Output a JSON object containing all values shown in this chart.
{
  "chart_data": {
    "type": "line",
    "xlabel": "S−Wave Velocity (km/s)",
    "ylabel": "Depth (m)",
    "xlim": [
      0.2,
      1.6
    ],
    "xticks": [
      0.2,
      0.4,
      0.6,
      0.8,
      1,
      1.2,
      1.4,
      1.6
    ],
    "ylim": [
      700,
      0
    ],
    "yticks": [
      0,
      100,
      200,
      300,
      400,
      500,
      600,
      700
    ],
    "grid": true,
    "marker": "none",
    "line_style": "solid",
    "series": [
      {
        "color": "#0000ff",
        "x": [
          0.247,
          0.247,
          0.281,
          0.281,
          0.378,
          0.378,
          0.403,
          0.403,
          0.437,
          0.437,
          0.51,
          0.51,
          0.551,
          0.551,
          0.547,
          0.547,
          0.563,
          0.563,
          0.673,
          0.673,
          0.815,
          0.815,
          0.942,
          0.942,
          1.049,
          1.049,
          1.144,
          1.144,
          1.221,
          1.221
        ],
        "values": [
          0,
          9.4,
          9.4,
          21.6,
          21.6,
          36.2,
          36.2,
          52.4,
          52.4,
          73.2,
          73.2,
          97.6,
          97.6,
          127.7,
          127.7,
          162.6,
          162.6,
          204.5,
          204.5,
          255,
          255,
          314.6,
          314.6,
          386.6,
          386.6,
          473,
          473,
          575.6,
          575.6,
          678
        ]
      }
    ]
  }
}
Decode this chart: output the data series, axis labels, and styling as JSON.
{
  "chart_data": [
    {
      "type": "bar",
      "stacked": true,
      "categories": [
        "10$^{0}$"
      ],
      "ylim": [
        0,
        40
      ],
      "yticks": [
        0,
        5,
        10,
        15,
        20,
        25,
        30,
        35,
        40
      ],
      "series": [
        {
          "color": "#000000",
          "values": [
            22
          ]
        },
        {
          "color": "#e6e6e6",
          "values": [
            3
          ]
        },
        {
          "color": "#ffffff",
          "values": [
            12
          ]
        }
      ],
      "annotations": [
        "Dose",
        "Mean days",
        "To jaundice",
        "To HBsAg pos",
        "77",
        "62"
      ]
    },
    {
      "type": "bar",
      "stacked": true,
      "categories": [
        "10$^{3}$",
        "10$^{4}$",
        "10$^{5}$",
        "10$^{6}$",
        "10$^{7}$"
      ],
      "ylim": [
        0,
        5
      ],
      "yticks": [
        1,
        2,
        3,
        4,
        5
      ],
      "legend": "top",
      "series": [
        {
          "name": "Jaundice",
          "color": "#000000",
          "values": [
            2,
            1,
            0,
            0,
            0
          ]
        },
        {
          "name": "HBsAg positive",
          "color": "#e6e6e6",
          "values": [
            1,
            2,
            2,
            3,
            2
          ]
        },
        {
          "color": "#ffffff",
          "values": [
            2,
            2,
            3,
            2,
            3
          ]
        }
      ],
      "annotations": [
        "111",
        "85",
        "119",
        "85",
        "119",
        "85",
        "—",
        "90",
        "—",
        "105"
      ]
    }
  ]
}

++++

→ **What is required**
Retype all of the material, keeping each line exact.

→ **Task result**
Output a JSON object containing all values shown in this chart.
{
  "chart_data": {
    "type": "line",
    "xlabel": "S−Wave Velocity (km/s)",
    "ylabel": "Depth (m)",
    "xlim": [
      0.2,
      1.6
    ],
    "xticks": [
      0.2,
      0.4,
      0.6,
      0.8,
      1,
      1.2,
      1.4,
      1.6
    ],
    "ylim": [
      700,
      0
    ],
    "yticks": [
      0,
      100,
      200,
      300,
      400,
      500,
      600,
      700
    ],
    "grid": true,
    "marker": "none",
    "line_style": "solid",
    "series": [
      {
        "color": "#0000ff",
        "x": [
          0.247,
          0.247,
          0.281,
          0.281,
          0.378,
          0.378,
          0.403,
          0.403,
          0.437,
          0.437,
          0.51,
          0.51,
          0.551,
          0.551,
          0.547,
          0.547,
          0.563,
          0.563,
          0.673,
          0.673,
          0.815,
          0.815,
          0.942,
          0.942,
          1.049,
          1.049,
          1.144,
          1.144,
          1.221,
          1.221
        ],
        "values": [
          0,
          9.4,
          9.4,
          21.6,
          21.6,
          36.2,
          36.2,
          52.4,
          52.4,
          73.2,
          73.2,
          97.6,
          97.6,
          127.7,
          127.7,
          162.6,
          162.6,
          204.5,
          204.5,
          255,
          255,
          314.6,
          314.6,
          386.6,
          386.6,
          473,
          473,
          575.6,
          575.6,
          678
        ]
      }
    ]
  }
}
Decode this chart: output the data series, axis labels, and styling as JSON.
{
  "chart_data": [
    {
      "type": "bar",
      "stacked": true,
      "categories": [
        "10$^{0}$"
      ],
      "ylim": [
        0,
        40
      ],
      "yticks": [
        0,
        5,
        10,
        15,
        20,
        25,
        30,
        35,
        40
      ],
      "series": [
        {
          "color": "#000000",
          "values": [
            22
          ]
        },
        {
          "color": "#e6e6e6",
          "values": [
            3
          ]
        },
        {
          "color": "#ffffff",
          "values": [
            12
          ]
        }
      ],
      "annotations": [
        "Dose",
        "Mean days",
        "To jaundice",
        "To HBsAg pos",
        "77",
        "62"
      ]
    },
    {
      "type": "bar",
      "stacked": true,
      "categories": [
        "10$^{3}$",
        "10$^{4}$",
        "10$^{5}$",
        "10$^{6}$",
        "10$^{7}$"
      ],
      "ylim": [
        0,
        5
      ],
      "yticks": [
        1,
        2,
        3,
        4,
        5
      ],
      "legend": "top",
      "series": [
        {
          "name": "Jaundice",
          "color": "#000000",
          "values": [
            2,
            1,
            0,
            0,
            0
          ]
        },
        {
          "name": "HBsAg positive",
          "color": "#e6e6e6",
          "values": [
            1,
            2,
            2,
            3,
            2
          ]
        },
        {
          "color": "#ffffff",
          "values": [
            2,
            2,
            3,
            2,
            3
          ]
        }
      ],
      "annotations": [
        "111",
        "85",
        "119",
        "85",
        "119",
        "85",
        "—",
        "90",
        "—",
        "105"
      ]
    }
  ]
}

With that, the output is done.